◆ **GIVEN EXERCISE**
Beneath this task is a listing; retype all of it exactly.

◆ **TASK MATERIAL**
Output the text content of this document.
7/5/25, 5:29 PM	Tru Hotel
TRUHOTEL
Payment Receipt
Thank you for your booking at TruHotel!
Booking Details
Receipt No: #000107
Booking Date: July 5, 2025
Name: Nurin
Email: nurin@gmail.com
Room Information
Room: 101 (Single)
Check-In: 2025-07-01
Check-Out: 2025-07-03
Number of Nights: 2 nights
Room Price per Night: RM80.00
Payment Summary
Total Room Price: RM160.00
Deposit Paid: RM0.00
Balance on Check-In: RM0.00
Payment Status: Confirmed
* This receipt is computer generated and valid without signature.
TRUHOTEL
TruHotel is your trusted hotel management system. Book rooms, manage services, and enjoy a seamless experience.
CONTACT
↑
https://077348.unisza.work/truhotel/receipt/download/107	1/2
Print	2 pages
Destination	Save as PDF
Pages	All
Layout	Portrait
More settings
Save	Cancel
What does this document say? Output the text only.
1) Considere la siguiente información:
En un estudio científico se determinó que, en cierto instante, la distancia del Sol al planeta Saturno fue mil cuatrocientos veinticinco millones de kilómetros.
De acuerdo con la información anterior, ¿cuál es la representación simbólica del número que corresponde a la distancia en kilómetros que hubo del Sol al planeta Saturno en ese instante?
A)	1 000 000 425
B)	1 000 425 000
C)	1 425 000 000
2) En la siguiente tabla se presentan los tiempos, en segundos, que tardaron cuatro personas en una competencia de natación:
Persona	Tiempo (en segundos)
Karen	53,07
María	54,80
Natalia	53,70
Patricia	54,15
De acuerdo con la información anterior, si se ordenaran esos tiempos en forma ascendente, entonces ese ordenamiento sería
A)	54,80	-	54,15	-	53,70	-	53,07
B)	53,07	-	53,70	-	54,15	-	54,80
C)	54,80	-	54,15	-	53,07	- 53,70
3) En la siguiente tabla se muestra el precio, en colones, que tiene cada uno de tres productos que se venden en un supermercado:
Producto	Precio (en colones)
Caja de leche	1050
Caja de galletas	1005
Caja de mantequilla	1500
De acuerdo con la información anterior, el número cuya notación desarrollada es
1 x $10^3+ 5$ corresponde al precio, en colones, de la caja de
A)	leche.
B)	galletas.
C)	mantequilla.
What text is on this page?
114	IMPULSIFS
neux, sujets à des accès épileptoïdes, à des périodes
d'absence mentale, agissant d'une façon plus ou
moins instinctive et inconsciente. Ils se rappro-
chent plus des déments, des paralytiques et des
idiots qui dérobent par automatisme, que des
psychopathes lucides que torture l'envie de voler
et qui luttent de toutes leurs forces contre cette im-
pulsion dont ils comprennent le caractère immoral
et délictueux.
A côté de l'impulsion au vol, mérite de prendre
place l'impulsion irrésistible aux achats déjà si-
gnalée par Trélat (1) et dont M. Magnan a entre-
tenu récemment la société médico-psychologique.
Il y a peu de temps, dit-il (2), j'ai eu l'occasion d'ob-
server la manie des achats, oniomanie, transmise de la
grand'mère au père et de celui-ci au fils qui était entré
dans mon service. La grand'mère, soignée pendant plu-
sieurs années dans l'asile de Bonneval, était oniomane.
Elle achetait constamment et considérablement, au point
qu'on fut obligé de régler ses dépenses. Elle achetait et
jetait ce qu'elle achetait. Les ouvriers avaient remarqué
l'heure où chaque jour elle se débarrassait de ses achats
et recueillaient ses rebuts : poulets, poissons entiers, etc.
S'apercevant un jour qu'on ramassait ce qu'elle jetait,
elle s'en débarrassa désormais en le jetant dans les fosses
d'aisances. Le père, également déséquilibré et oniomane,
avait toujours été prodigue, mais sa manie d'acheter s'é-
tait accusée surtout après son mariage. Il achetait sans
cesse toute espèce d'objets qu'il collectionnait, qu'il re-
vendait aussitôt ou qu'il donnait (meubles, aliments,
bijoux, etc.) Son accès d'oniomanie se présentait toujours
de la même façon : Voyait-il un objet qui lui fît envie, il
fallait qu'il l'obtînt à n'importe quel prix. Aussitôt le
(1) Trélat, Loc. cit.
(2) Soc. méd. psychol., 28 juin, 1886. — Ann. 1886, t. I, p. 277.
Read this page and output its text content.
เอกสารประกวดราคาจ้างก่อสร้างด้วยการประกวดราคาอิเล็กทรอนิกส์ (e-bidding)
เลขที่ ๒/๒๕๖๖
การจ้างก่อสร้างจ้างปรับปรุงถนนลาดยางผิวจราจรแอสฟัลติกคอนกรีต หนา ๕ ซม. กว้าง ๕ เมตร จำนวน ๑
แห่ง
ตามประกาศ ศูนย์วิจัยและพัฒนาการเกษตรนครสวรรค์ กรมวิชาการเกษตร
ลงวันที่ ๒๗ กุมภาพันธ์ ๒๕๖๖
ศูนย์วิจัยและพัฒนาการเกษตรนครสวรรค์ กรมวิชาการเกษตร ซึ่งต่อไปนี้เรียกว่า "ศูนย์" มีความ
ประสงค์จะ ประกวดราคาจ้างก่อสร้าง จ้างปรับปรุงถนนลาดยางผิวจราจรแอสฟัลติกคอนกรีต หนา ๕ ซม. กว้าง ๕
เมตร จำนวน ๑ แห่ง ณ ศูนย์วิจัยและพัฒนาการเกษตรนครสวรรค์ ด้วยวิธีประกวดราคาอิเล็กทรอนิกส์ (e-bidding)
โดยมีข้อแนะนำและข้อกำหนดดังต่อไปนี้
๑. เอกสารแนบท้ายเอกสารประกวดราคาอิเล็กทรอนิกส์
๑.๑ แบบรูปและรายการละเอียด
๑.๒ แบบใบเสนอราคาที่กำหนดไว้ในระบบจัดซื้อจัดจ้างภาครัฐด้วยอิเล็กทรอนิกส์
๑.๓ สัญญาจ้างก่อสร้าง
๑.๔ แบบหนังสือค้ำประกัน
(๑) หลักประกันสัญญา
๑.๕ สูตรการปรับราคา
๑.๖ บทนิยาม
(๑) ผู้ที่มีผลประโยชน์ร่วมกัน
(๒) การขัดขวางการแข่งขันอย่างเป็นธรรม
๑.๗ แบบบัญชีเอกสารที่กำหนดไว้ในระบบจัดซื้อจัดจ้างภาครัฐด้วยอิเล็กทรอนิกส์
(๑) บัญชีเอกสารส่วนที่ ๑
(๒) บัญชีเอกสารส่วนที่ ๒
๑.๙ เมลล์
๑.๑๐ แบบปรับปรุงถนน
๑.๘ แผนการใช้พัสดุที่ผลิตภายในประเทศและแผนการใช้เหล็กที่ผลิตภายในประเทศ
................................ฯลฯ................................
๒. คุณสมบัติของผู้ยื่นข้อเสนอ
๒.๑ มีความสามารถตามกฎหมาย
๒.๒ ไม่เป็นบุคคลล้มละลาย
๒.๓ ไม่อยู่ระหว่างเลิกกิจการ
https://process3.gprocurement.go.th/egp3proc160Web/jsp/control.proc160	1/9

◆ **RESPONSE TO THE TASK**
Output the text content of this document.
7/5/25, 5:29 PM	Tru Hotel
TRUHOTEL
Payment Receipt
Thank you for your booking at TruHotel!
Booking Details
Receipt No: #000107
Booking Date: July 5, 2025
Name: Nurin
Email: nurin@gmail.com
Room Information
Room: 101 (Single)
Check-In: 2025-07-01
Check-Out: 2025-07-03
Number of Nights: 2 nights
Room Price per Night: RM80.00
Payment Summary
Total Room Price: RM160.00
Deposit Paid: RM0.00
Balance on Check-In: RM0.00
Payment Status: Confirmed
* This receipt is computer generated and valid without signature.
TRUHOTEL
TruHotel is your trusted hotel management system. Book rooms, manage services, and enjoy a seamless experience.
CONTACT
↑
https://077348.unisza.work/truhotel/receipt/download/107	1/2
Print	2 pages
Destination	Save as PDF
Pages	All
Layout	Portrait
More settings
Save	Cancel
What does this document say? Output the text only.
1) Considere la siguiente información:
En un estudio científico se determinó que, en cierto instante, la distancia del Sol al planeta Saturno fue mil cuatrocientos veinticinco millones de kilómetros.
De acuerdo con la información anterior, ¿cuál es la representación simbólica del número que corresponde a la distancia en kilómetros que hubo del Sol al planeta Saturno en ese instante?
A)	1 000 000 425
B)	1 000 425 000
C)	1 425 000 000
2) En la siguiente tabla se presentan los tiempos, en segundos, que tardaron cuatro personas en una competencia de natación:
Persona	Tiempo (en segundos)
Karen	53,07
María	54,80
Natalia	53,70
Patricia	54,15
De acuerdo con la información anterior, si se ordenaran esos tiempos en forma ascendente, entonces ese ordenamiento sería
A)	54,80	-	54,15	-	53,70	-	53,07
B)	53,07	-	53,70	-	54,15	-	54,80
C)	54,80	-	54,15	-	53,07	- 53,70
3) En la siguiente tabla se muestra el precio, en colones, que tiene cada uno de tres productos que se venden en un supermercado:
Producto	Precio (en colones)
Caja de leche	1050
Caja de galletas	1005
Caja de mantequilla	1500
De acuerdo con la información anterior, el número cuya notación desarrollada es
1 x $10^3+ 5$ corresponde al precio, en colones, de la caja de
A)	leche.
B)	galletas.
C)	mantequilla.
What text is on this page?
114	IMPULSIFS
neux, sujets à des accès épileptoïdes, à des périodes
d'absence mentale, agissant d'une façon plus ou
moins instinctive et inconsciente. Ils se rappro-
chent plus des déments, des paralytiques et des
idiots qui dérobent par automatisme, que des
psychopathes lucides que torture l'envie de voler
et qui luttent de toutes leurs forces contre cette im-
pulsion dont ils comprennent le caractère immoral
et délictueux.
A côté de l'impulsion au vol, mérite de prendre
place l'impulsion irrésistible aux achats déjà si-
gnalée par Trélat (1) et dont M. Magnan a entre-
tenu récemment la société médico-psychologique.
Il y a peu de temps, dit-il (2), j'ai eu l'occasion d'ob-
server la manie des achats, oniomanie, transmise de la
grand'mère au père et de celui-ci au fils qui était entré
dans mon service. La grand'mère, soignée pendant plu-
sieurs années dans l'asile de Bonneval, était oniomane.
Elle achetait constamment et considérablement, au point
qu'on fut obligé de régler ses dépenses. Elle achetait et
jetait ce qu'elle achetait. Les ouvriers avaient remarqué
l'heure où chaque jour elle se débarrassait de ses achats
et recueillaient ses rebuts : poulets, poissons entiers, etc.
S'apercevant un jour qu'on ramassait ce qu'elle jetait,
elle s'en débarrassa désormais en le jetant dans les fosses
d'aisances. Le père, également déséquilibré et oniomane,
avait toujours été prodigue, mais sa manie d'acheter s'é-
tait accusée surtout après son mariage. Il achetait sans
cesse toute espèce d'objets qu'il collectionnait, qu'il re-
vendait aussitôt ou qu'il donnait (meubles, aliments,
bijoux, etc.) Son accès d'oniomanie se présentait toujours
de la même façon : Voyait-il un objet qui lui fît envie, il
fallait qu'il l'obtînt à n'importe quel prix. Aussitôt le
(1) Trélat, Loc. cit.
(2) Soc. méd. psychol., 28 juin, 1886. — Ann. 1886, t. I, p. 277.
Read this page and output its text content.
เอกสารประกวดราคาจ้างก่อสร้างด้วยการประกวดราคาอิเล็กทรอนิกส์ (e-bidding)
เลขที่ ๒/๒๕๖๖
การจ้างก่อสร้างจ้างปรับปรุงถนนลาดยางผิวจราจรแอสฟัลติกคอนกรีต หนา ๕ ซม. กว้าง ๕ เมตร จำนวน ๑
แห่ง
ตามประกาศ ศูนย์วิจัยและพัฒนาการเกษตรนครสวรรค์ กรมวิชาการเกษตร
ลงวันที่ ๒๗ กุมภาพันธ์ ๒๕๖๖
ศูนย์วิจัยและพัฒนาการเกษตรนครสวรรค์ กรมวิชาการเกษตร ซึ่งต่อไปนี้เรียกว่า "ศูนย์" มีความ
ประสงค์จะ ประกวดราคาจ้างก่อสร้าง จ้างปรับปรุงถนนลาดยางผิวจราจรแอสฟัลติกคอนกรีต หนา ๕ ซม. กว้าง ๕
เมตร จำนวน ๑ แห่ง ณ ศูนย์วิจัยและพัฒนาการเกษตรนครสวรรค์ ด้วยวิธีประกวดราคาอิเล็กทรอนิกส์ (e-bidding)
โดยมีข้อแนะนำและข้อกำหนดดังต่อไปนี้
๑. เอกสารแนบท้ายเอกสารประกวดราคาอิเล็กทรอนิกส์
๑.๑ แบบรูปและรายการละเอียด
๑.๒ แบบใบเสนอราคาที่กำหนดไว้ในระบบจัดซื้อจัดจ้างภาครัฐด้วยอิเล็กทรอนิกส์
๑.๓ สัญญาจ้างก่อสร้าง
๑.๔ แบบหนังสือค้ำประกัน
(๑) หลักประกันสัญญา
๑.๕ สูตรการปรับราคา
๑.๖ บทนิยาม
(๑) ผู้ที่มีผลประโยชน์ร่วมกัน
(๒) การขัดขวางการแข่งขันอย่างเป็นธรรม
๑.๗ แบบบัญชีเอกสารที่กำหนดไว้ในระบบจัดซื้อจัดจ้างภาครัฐด้วยอิเล็กทรอนิกส์
(๑) บัญชีเอกสารส่วนที่ ๑
(๒) บัญชีเอกสารส่วนที่ ๒
๑.๙ เมลล์
๑.๑๐ แบบปรับปรุงถนน
๑.๘ แผนการใช้พัสดุที่ผลิตภายในประเทศและแผนการใช้เหล็กที่ผลิตภายในประเทศ
................................ฯลฯ................................
๒. คุณสมบัติของผู้ยื่นข้อเสนอ
๒.๑ มีความสามารถตามกฎหมาย
๒.๒ ไม่เป็นบุคคลล้มละลาย
๒.๓ ไม่อยู่ระหว่างเลิกกิจการ
https://process3.gprocurement.go.th/egp3proc160Web/jsp/control.proc160	1/9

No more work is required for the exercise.